**What you will do**
Across the entries below, how many lines contain the word "JSON"? Give the number alone.
------ Data to use
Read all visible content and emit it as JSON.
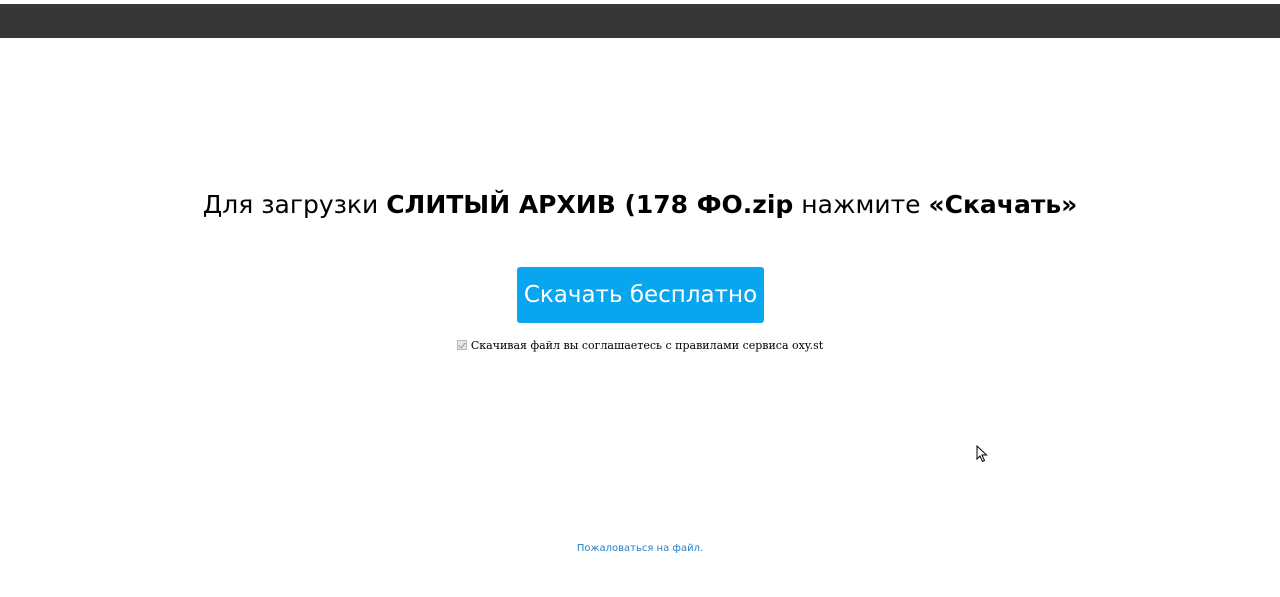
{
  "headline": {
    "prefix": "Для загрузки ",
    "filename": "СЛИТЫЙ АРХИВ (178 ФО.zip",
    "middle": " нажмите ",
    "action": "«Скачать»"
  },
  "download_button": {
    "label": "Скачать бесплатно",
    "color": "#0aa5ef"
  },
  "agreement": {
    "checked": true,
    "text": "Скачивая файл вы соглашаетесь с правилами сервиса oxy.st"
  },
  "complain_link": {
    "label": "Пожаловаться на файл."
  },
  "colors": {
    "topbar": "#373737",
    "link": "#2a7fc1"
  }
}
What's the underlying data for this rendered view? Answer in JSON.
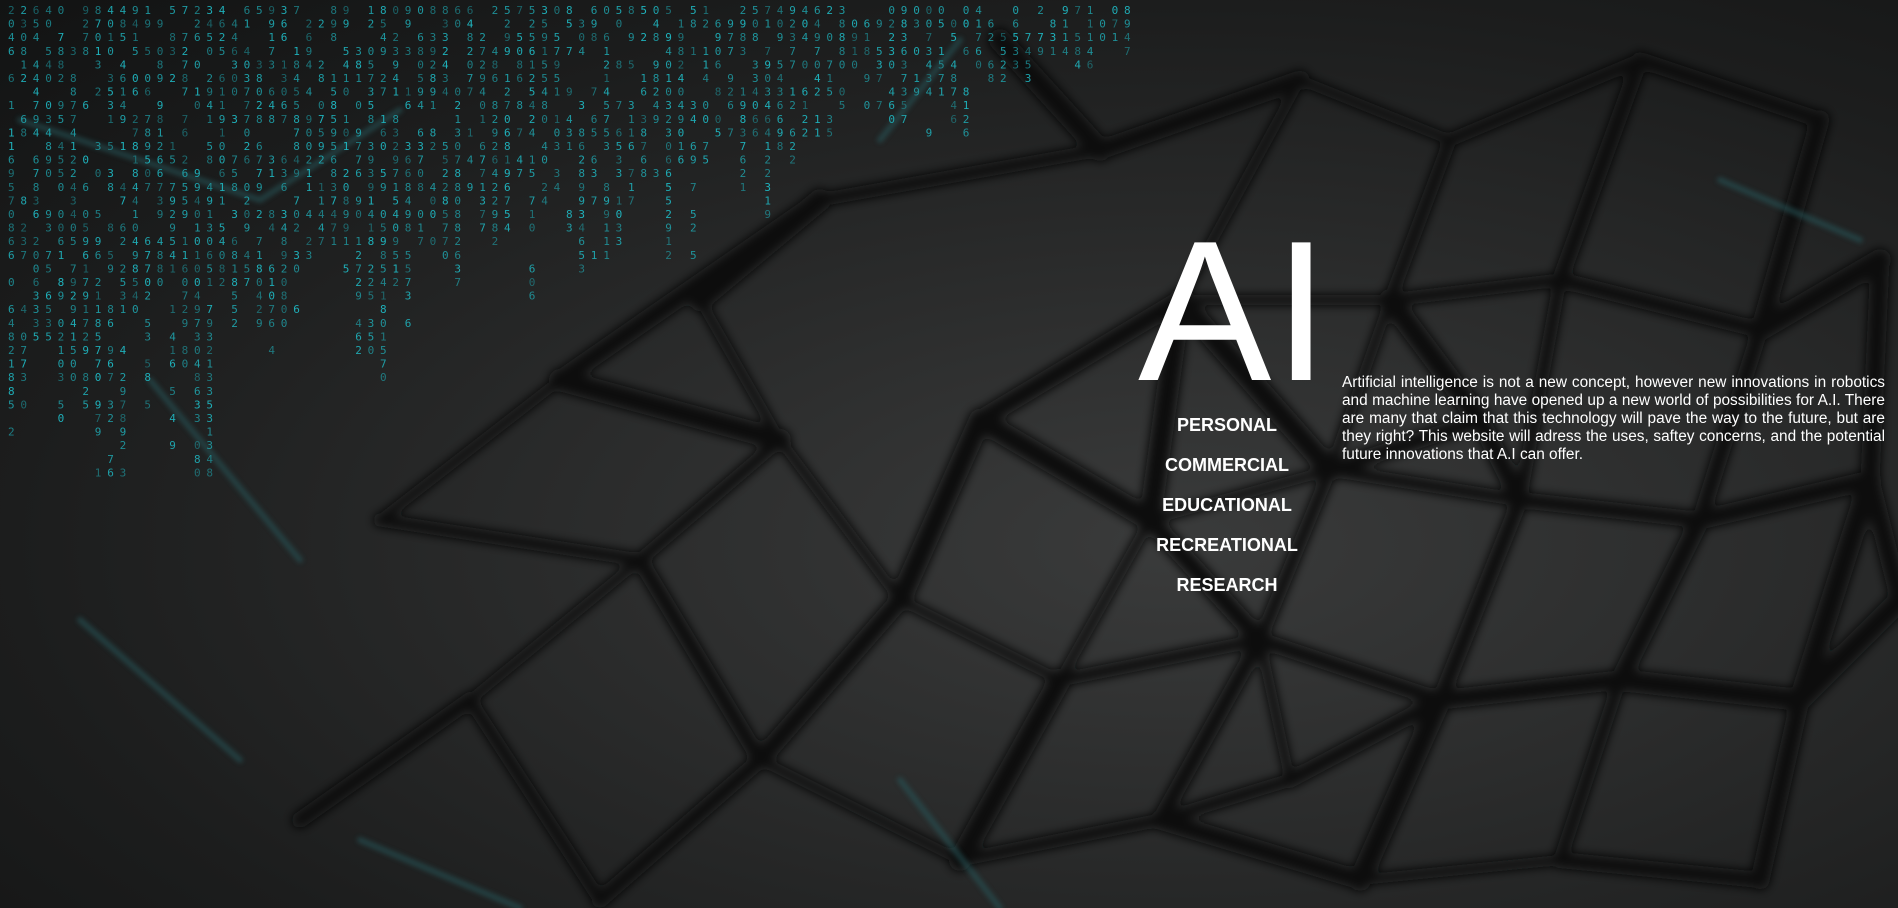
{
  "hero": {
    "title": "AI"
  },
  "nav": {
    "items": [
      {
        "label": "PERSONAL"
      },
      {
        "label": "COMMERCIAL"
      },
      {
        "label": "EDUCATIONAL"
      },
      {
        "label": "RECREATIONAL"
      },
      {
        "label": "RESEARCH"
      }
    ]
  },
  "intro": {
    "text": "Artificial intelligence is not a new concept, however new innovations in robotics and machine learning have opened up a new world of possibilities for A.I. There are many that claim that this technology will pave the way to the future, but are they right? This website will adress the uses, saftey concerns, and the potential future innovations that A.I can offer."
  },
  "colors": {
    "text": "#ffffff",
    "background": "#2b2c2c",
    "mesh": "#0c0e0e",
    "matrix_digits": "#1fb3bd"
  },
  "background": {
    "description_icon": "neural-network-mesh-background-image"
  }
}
------------
**The answer**
2